## Exercise
Look through the listing below and work out how many of its lines hold the word "name". Give only the number.

***

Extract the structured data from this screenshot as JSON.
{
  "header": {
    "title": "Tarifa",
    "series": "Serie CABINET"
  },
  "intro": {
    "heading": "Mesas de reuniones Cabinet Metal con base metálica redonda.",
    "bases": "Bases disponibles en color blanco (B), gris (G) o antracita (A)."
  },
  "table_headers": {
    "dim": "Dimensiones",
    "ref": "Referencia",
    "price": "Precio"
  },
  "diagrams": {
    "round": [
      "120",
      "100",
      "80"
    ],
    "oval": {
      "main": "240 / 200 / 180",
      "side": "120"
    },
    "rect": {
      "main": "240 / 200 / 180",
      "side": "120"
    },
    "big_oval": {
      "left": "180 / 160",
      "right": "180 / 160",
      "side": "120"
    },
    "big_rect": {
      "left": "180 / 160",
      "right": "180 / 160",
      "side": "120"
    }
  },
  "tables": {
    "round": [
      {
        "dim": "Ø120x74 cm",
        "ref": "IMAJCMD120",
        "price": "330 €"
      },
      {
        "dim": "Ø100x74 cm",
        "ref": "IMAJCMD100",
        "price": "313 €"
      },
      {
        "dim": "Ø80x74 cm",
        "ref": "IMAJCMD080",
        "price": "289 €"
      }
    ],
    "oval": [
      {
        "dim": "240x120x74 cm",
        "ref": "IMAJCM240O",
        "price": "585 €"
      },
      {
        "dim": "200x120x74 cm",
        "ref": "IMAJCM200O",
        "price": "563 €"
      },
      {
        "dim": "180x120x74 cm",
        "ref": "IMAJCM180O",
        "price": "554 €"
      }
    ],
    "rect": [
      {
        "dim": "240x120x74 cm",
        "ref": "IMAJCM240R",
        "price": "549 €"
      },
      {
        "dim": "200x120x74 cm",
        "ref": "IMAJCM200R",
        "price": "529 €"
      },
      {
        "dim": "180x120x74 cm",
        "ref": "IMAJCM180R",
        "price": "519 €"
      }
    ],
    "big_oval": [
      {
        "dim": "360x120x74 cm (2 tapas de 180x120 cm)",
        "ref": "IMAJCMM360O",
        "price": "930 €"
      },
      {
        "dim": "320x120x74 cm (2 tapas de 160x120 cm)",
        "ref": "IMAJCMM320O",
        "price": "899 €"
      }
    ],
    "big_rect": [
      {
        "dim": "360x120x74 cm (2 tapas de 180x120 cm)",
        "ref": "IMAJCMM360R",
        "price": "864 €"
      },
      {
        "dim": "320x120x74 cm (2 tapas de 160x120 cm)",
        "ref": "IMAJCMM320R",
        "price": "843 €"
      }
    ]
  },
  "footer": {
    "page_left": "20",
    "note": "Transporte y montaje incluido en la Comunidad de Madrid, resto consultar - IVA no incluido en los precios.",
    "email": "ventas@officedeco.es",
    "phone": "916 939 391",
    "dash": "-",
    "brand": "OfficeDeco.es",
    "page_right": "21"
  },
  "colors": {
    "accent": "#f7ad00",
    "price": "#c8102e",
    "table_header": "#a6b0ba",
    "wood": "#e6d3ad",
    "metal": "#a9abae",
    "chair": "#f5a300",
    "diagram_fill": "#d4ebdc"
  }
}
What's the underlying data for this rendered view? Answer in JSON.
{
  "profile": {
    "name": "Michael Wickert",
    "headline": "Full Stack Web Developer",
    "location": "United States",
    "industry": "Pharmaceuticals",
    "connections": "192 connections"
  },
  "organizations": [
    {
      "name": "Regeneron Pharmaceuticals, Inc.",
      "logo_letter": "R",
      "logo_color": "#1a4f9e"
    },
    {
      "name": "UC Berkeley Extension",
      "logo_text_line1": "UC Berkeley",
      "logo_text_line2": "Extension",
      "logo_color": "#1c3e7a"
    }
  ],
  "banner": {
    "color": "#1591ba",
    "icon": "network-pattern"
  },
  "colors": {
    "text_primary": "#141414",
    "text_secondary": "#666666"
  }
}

***

## The completed task
3